:: Task ::
Work out the number of lines with "fortuna" in them. Reply with that number and no other words.

:: Data to use ::

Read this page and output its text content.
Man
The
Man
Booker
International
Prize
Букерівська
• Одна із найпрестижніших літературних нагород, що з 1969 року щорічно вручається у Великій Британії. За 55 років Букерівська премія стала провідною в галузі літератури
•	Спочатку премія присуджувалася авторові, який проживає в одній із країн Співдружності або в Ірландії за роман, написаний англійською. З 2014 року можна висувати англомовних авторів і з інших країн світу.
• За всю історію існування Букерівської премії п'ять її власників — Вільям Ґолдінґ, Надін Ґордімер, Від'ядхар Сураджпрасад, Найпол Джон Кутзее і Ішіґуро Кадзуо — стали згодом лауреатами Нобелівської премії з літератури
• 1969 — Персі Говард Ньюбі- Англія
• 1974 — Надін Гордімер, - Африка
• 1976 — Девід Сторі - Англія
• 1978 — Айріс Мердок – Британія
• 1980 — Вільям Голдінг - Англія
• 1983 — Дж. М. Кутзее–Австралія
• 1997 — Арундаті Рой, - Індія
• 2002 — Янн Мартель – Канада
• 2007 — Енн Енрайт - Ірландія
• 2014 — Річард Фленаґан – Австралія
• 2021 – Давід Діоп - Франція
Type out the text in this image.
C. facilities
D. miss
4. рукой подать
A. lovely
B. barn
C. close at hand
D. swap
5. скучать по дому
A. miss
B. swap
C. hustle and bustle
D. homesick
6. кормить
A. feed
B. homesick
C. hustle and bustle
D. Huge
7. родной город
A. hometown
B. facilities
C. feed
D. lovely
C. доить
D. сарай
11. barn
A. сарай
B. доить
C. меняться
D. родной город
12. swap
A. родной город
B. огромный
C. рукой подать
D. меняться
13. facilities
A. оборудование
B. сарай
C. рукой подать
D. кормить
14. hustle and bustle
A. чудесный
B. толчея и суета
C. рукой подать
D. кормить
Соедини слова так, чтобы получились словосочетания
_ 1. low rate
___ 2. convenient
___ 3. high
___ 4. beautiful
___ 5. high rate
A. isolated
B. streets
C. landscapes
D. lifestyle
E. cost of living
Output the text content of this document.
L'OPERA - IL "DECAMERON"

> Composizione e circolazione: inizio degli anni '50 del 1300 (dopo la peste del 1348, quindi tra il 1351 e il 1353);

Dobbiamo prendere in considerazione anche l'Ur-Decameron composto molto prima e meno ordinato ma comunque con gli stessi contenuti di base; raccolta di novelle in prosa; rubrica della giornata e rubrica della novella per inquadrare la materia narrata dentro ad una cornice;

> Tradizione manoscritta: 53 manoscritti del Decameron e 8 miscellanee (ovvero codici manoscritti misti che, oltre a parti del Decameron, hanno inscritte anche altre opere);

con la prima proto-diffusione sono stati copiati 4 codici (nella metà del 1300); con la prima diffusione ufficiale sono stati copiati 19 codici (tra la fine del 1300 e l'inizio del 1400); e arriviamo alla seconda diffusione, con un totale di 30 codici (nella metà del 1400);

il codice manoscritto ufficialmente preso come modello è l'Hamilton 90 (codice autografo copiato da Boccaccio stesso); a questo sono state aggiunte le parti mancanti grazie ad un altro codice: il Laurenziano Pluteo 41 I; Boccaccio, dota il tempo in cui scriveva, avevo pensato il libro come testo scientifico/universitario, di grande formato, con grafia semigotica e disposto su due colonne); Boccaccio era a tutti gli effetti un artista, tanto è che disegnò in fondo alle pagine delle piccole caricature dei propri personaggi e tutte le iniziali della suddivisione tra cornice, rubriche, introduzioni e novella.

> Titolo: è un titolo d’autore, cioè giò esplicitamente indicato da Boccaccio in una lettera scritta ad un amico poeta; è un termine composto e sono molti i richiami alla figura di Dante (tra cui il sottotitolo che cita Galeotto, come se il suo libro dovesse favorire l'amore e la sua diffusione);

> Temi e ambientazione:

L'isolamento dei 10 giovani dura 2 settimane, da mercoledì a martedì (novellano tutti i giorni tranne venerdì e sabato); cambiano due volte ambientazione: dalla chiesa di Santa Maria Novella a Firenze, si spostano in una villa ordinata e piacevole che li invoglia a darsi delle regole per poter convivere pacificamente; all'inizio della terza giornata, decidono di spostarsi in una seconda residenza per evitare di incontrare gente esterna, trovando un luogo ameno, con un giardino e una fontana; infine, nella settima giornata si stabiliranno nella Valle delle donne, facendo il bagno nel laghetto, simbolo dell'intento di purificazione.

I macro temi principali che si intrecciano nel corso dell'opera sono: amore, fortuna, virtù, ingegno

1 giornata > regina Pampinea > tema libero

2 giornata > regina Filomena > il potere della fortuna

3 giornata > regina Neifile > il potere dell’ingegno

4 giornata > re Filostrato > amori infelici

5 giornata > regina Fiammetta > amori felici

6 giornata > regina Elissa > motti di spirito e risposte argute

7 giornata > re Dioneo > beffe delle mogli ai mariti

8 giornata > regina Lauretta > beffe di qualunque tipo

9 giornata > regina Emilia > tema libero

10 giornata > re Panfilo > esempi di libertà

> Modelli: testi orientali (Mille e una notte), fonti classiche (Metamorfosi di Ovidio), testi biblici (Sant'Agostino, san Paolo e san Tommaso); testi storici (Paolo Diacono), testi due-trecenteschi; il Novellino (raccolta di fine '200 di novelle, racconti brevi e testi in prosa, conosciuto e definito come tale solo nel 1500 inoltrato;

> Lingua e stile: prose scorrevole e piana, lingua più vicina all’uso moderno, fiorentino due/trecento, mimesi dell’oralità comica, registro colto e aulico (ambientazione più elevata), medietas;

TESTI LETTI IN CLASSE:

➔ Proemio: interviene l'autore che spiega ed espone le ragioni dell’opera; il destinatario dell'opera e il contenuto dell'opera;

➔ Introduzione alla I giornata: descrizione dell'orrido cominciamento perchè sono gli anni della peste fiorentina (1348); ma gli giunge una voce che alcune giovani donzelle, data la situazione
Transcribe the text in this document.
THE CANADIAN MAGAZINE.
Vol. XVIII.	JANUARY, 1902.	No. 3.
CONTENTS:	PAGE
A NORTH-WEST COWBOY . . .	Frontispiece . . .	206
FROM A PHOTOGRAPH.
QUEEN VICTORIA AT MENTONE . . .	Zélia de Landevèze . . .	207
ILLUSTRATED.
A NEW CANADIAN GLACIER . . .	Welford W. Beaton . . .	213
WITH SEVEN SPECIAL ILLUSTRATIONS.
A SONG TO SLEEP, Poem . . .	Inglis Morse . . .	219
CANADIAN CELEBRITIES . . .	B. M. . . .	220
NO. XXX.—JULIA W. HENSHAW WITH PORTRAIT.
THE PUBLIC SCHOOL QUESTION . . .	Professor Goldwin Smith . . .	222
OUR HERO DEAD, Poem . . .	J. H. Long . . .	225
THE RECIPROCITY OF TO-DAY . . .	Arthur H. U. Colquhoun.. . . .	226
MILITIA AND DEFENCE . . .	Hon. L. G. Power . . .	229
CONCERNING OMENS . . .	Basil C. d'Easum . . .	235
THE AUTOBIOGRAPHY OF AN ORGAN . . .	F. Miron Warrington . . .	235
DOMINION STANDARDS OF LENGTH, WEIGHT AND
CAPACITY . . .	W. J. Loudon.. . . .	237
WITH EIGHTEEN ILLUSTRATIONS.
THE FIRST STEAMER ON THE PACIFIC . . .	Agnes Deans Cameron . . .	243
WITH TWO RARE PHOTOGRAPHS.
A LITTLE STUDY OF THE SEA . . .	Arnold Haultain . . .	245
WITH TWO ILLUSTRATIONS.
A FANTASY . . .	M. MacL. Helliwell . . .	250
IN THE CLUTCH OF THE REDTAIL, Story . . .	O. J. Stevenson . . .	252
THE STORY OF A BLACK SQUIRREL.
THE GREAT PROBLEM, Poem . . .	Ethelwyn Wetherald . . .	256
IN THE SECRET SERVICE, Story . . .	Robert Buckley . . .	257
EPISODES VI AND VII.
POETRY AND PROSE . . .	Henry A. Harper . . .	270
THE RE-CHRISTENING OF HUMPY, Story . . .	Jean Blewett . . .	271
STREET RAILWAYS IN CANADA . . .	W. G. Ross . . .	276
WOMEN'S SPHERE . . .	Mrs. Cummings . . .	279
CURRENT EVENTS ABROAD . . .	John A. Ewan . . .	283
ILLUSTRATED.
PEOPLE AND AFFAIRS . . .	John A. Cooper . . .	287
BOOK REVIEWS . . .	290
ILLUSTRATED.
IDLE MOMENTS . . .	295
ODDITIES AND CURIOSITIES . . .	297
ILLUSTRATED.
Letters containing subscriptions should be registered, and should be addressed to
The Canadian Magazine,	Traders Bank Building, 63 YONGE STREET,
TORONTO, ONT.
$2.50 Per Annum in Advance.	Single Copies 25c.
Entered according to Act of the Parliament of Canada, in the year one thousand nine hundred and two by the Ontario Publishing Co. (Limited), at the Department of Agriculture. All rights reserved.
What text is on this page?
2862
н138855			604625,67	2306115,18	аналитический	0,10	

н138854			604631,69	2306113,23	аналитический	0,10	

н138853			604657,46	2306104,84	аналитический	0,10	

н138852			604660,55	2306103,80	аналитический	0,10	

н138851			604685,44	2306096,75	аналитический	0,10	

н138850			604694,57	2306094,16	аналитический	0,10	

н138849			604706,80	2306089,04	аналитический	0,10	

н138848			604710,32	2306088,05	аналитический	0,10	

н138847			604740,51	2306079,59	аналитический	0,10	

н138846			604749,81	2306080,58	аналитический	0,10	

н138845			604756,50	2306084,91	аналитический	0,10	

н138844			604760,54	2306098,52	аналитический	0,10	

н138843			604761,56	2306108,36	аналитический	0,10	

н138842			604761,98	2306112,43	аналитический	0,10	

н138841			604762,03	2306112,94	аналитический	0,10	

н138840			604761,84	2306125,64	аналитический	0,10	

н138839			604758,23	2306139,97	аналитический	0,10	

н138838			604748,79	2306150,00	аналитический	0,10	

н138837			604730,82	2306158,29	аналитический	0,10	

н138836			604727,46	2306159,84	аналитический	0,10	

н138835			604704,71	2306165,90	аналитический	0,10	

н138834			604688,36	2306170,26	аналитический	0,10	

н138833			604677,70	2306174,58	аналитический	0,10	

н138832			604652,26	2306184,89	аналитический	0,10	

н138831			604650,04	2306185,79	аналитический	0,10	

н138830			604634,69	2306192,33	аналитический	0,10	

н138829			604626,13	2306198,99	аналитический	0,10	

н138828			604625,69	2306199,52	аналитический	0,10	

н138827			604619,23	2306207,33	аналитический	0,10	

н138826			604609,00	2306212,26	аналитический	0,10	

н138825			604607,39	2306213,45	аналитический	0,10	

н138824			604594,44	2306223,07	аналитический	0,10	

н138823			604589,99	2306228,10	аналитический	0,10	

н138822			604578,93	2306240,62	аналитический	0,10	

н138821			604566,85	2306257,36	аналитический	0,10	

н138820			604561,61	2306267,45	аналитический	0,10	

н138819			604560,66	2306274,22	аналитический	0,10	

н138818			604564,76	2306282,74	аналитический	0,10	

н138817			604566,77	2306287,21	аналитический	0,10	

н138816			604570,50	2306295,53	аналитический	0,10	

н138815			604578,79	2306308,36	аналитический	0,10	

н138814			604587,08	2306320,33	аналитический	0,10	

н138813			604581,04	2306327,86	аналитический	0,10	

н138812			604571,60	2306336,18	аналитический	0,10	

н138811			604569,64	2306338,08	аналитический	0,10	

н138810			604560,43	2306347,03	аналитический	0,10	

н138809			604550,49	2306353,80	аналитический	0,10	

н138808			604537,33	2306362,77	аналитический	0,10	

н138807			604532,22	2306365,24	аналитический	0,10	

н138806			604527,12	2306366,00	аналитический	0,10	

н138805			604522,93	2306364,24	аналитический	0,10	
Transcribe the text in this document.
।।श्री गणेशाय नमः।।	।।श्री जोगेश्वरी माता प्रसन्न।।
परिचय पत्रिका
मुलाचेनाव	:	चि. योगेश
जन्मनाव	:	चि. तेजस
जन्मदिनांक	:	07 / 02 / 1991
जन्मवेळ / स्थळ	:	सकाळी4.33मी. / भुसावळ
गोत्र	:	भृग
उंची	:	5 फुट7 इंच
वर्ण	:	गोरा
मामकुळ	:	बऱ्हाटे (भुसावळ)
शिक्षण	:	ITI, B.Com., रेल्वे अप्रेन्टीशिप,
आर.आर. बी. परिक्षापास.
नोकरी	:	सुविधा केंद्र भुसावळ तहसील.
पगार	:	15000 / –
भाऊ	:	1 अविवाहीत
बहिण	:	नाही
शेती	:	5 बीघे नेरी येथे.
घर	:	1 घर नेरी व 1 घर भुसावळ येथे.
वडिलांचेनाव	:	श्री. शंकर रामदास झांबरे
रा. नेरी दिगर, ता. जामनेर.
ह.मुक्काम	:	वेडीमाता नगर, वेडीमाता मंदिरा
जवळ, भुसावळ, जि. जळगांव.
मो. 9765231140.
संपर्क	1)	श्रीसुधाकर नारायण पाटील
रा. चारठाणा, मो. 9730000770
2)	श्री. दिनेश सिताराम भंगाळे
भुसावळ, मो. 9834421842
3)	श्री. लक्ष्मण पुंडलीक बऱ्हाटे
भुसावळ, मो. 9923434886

:: Exercise solution ::
2